_EXERCISE BRIEF_
In the passage on household savings, update the part from "Recent surveys indicate" to "them on credit." by replacing "young people" with "younger Australians", and give that part again.

··· PROVIDED PASSAGE

Investment of choice

The most recent Westpac-Melbourne Institute Index of Consumer Sentiment found 37.8 per cent of people believed bank deposits were the wisest place to put their money. An economist at CommSec, Savanth Sebastian, says that is the highest reading in the survey for 37 years.

The Australian Bureau of Statistics reports that at the end of June, money in savings accounts and term deposits represented 22.1 per cent of household assets - above the long-term average of 19.5 per cent.

Recent surveys indicate this savings trend will continue. The results of a MasterCard survey of consumer purchasing priorities show saving is a high priority for young people.

Fifty five per cent of Australians aged 19 to 29 said they planned to increase their savings in the next six months. People prefer to save for holidays and large purchases, rather than buy them on credit.

Other options

Making extra mortgage repayments is another form of saving because, by reducing the debt, equity in the home increases. Additional payments go towards the principal amount owing, so reduce the interest calculated each month.

One way of looking at extra mortgage payments is that they earn interest at the home-loan interest rate and are free of tax because the asset being accumulated (a family home) is not subject to capital gains tax.

For investors prepared to lock their savings away for a long time or are nearing retirement, the idea of using term-deposit options in superannuation funds could make sense. More super funds are offering term deposits this year.

······
··· DATASET ENTRIES

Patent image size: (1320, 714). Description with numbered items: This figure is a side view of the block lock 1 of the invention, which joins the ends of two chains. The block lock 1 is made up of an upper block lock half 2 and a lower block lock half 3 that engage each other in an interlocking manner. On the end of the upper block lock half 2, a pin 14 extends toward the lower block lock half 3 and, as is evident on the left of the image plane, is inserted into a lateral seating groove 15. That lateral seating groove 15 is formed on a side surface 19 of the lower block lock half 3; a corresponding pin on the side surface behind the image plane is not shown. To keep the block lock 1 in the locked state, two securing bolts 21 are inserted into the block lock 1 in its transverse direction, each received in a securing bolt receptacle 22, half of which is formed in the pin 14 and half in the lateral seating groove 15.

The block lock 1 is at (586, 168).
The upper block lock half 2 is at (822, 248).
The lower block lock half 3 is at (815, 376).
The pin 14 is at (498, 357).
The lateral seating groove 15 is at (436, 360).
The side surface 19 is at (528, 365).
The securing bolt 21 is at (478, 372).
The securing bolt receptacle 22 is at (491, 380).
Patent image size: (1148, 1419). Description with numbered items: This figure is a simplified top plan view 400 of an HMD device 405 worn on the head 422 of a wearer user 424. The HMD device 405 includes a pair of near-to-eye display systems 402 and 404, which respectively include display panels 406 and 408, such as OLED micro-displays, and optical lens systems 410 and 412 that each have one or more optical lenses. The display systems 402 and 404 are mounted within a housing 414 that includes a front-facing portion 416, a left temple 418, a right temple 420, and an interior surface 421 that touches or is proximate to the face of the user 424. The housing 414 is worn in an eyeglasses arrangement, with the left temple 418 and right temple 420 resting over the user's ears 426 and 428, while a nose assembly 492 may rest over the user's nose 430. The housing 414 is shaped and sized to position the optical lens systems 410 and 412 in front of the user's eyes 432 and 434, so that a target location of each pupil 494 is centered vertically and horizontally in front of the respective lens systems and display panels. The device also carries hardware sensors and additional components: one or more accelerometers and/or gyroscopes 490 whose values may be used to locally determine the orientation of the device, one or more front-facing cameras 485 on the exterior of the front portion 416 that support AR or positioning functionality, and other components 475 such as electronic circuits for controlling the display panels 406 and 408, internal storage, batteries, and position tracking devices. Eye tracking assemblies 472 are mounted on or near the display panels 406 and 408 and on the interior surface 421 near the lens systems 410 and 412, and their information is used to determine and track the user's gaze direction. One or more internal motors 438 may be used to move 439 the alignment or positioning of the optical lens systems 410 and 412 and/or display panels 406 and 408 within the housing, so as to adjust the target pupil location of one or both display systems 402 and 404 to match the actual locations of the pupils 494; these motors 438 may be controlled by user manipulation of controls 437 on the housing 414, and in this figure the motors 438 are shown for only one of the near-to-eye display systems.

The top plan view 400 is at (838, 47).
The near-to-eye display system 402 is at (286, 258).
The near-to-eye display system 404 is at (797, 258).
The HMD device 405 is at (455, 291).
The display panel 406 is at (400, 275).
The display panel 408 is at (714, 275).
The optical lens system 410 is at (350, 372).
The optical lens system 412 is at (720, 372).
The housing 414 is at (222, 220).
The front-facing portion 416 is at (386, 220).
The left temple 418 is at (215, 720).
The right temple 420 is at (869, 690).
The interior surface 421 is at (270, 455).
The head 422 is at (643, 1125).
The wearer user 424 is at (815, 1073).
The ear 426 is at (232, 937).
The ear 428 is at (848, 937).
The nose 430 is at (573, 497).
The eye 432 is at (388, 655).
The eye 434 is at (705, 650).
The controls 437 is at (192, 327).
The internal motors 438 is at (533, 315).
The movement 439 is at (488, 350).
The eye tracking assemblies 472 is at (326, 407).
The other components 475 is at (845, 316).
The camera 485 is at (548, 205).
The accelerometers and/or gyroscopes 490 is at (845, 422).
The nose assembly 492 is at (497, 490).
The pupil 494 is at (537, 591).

······

_COMPLETED EXERCISE_
Recent surveys indicate this savings trend will continue. The results of a MasterCard survey of consumer purchasing priorities show saving is a high priority for younger Australians.

Fifty five per cent of Australians aged 19 to 29 said they planned to increase their savings in the next six months. People prefer to save for holidays and large purchases, rather than buy them on credit.